OBJECTIVE:
Select, from the data, each line where "equipment" occurs.

::: STORED ROWS :::

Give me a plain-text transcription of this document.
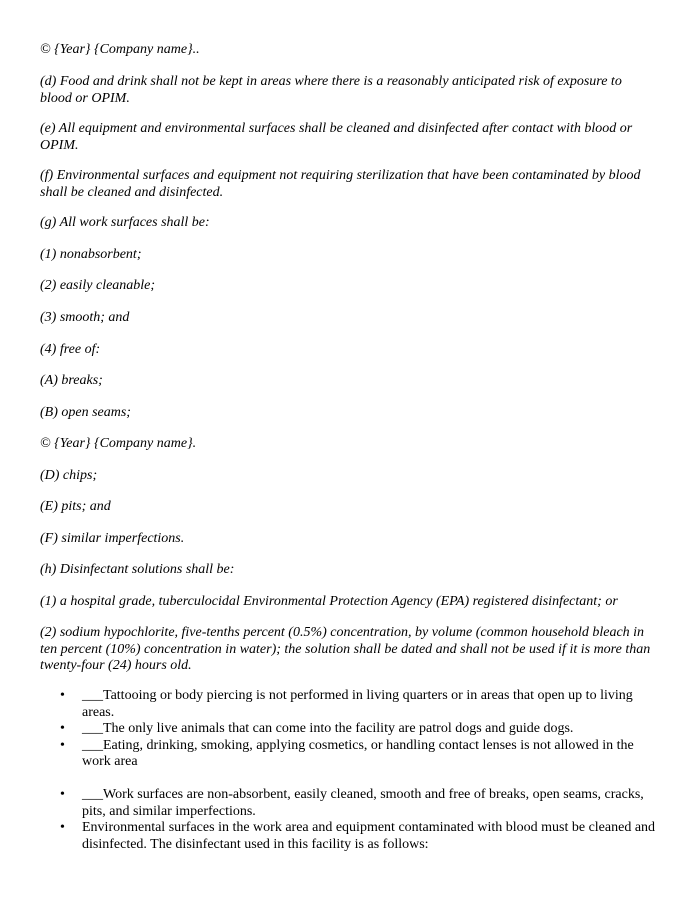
© {Year} {Company name}..

(d) Food and drink shall not be kept in areas where there is a reasonably anticipated risk of exposure to blood or OPIM.

(e) All equipment and environmental surfaces shall be cleaned and disinfected after contact with blood or OPIM.

(f) Environmental surfaces and equipment not requiring sterilization that have been contaminated by blood shall be cleaned and disinfected.

(g) All work surfaces shall be:

(1) nonabsorbent;

(2) easily cleanable;

(3) smooth; and

(4) free of:

(A) breaks;

(B) open seams;

© {Year} {Company name}.

(D) chips;

(E) pits; and

(F) similar imperfections.

(h) Disinfectant solutions shall be:

(1) a hospital grade, tuberculocidal Environmental Protection Agency (EPA) registered disinfectant; or

(2) sodium hypochlorite, five-tenths percent (0.5%) concentration, by volume (common household bleach in ten percent (10%) concentration in water); the solution shall be dated and shall not be used if it is more than twenty-four (24) hours old.

• ___Tattooing or body piercing is not performed in living quarters or in areas that open up to living areas.
• ___The only live animals that can come into the facility are patrol dogs and guide dogs.
• ___Eating, drinking, smoking, applying cosmetics, or handling contact lenses is not allowed in the work area
• ___Work surfaces are non-absorbent, easily cleaned, smooth and free of breaks, open seams, cracks, pits, and similar imperfections.
• Environmental surfaces in the work area and equipment contaminated with blood must be cleaned and disinfected. The disinfectant used in this facility is as follows:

:::

ANSWER IN FULL:
(e) All equipment and environmental surfaces shall be cleaned and disinfected after contact with blood or OPIM.
(f) Environmental surfaces and equipment not requiring sterilization that have been contaminated by blood shall be cleaned and disinfected.
• Environmental surfaces in the work area and equipment contaminated with blood must be cleaned and disinfected. The disinfectant used in this facility is as follows:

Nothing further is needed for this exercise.